(Saved entries)
++++++++

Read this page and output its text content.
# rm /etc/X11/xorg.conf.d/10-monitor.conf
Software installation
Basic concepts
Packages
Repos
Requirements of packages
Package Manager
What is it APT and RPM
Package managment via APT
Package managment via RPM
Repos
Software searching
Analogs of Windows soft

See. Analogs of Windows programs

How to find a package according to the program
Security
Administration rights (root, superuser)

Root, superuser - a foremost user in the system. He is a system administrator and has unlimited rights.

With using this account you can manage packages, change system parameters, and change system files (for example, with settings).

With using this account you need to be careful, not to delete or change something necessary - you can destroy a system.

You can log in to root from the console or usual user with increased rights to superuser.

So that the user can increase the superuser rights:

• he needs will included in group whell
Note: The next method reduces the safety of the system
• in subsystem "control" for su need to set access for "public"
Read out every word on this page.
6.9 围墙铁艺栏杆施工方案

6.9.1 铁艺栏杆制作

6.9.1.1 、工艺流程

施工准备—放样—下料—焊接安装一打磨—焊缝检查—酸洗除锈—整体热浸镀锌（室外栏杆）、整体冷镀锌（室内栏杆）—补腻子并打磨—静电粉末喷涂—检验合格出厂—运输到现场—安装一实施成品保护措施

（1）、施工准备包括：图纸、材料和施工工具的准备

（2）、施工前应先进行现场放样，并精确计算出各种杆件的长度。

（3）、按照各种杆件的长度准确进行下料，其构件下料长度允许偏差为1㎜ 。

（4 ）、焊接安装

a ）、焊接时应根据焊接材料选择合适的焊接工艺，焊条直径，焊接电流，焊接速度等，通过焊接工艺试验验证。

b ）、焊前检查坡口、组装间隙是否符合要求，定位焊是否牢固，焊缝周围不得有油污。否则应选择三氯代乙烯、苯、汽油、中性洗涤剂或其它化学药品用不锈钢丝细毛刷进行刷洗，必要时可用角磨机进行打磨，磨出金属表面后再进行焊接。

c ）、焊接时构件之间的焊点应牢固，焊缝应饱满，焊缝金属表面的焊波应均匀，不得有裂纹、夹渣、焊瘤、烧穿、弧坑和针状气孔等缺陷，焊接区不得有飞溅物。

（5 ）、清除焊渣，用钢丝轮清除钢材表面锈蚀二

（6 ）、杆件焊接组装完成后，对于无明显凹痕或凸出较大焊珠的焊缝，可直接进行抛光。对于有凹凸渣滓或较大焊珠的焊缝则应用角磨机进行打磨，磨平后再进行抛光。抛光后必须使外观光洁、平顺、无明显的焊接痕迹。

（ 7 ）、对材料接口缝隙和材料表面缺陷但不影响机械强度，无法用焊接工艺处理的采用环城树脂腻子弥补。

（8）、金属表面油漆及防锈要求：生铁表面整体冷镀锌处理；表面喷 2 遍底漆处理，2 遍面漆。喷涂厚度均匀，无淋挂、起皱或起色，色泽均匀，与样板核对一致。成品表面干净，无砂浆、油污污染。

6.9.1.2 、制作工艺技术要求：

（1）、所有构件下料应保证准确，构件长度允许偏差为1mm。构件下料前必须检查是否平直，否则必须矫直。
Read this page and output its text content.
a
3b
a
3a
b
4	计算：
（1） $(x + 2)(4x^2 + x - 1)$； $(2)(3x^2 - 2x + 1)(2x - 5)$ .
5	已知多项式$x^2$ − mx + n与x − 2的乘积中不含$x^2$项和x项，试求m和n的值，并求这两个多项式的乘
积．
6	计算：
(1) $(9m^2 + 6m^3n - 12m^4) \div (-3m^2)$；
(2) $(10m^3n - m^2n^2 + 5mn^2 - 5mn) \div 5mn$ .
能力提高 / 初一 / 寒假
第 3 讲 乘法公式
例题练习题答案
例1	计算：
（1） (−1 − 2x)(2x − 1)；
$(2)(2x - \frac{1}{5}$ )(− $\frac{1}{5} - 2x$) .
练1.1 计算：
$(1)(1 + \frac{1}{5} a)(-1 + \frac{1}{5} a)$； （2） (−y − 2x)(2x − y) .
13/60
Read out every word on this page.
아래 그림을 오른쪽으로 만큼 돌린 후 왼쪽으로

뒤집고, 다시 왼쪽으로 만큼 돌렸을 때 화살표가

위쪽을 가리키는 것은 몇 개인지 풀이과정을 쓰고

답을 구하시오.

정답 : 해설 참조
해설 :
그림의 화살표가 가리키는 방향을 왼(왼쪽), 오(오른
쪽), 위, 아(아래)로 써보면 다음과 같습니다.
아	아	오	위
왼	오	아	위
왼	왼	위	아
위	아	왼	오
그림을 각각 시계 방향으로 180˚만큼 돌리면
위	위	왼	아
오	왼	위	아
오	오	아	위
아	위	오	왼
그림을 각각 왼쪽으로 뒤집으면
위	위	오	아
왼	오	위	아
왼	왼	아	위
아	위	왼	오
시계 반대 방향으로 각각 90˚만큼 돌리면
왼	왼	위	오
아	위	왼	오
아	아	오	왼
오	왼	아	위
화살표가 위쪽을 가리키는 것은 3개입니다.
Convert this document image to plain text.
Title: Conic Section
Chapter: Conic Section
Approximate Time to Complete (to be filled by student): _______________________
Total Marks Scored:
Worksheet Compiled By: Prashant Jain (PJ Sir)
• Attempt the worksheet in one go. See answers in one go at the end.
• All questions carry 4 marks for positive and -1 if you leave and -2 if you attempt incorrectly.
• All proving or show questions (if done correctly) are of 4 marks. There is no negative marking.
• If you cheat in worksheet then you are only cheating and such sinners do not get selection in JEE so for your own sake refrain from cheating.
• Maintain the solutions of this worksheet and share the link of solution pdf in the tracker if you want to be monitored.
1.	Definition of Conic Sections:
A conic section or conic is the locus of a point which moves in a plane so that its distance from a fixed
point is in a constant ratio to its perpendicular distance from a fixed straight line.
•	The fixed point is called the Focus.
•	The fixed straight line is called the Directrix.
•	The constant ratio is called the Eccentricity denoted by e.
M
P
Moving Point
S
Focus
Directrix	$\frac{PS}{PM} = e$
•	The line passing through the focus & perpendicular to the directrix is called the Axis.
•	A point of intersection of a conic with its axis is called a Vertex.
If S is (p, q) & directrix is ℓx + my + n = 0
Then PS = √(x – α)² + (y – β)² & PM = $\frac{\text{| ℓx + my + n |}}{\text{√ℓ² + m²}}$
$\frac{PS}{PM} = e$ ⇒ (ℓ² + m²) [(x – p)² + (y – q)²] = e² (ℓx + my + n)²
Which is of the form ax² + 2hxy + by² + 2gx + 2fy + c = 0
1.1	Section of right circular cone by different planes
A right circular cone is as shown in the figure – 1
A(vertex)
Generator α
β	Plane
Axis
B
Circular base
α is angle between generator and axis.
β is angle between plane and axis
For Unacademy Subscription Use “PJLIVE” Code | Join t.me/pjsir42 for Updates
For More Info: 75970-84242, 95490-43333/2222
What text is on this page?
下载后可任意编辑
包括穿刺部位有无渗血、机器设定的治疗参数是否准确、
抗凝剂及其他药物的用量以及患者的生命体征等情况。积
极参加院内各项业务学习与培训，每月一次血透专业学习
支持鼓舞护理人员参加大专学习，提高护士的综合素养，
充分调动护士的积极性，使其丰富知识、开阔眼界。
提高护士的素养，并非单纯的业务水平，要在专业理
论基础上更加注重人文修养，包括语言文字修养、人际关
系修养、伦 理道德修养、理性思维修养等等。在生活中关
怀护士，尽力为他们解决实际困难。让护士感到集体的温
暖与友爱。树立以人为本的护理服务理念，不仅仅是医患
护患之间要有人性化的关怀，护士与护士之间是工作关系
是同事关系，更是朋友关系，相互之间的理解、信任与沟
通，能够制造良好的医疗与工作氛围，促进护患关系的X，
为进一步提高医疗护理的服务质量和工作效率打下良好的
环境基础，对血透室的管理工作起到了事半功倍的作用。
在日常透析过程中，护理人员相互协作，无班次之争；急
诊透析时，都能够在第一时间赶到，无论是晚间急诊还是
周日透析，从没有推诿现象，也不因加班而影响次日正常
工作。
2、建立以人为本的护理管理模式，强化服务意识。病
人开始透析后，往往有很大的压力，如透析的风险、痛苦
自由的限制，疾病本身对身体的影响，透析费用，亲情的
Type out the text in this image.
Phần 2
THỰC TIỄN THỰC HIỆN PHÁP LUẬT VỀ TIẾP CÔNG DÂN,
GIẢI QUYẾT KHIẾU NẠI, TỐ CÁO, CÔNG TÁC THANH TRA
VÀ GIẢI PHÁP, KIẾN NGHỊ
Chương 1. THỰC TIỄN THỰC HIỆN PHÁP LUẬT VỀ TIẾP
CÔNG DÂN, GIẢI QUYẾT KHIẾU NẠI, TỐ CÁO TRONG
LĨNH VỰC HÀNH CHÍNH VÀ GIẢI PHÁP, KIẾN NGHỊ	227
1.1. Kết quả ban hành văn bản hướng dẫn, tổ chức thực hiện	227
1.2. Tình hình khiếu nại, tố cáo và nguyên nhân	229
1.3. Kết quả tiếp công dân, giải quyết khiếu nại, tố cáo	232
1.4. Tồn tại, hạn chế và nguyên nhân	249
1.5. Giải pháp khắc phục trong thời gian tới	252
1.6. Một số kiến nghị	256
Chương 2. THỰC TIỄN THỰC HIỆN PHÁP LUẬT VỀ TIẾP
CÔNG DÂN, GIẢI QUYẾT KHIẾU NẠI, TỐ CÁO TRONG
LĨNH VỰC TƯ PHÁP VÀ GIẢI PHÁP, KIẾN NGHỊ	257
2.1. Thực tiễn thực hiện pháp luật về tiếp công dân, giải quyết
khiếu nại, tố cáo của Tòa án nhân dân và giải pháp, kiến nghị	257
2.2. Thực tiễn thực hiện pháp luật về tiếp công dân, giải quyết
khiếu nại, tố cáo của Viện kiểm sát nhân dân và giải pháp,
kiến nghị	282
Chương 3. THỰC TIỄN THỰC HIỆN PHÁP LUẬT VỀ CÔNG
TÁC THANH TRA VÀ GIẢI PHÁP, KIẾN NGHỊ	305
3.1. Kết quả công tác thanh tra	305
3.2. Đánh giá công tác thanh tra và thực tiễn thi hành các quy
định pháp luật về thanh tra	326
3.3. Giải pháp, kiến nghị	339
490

++++++++

:: To be done ::
Tally the lines above containing "화살표가". Answer with the count only.

:: Worked answer ::
3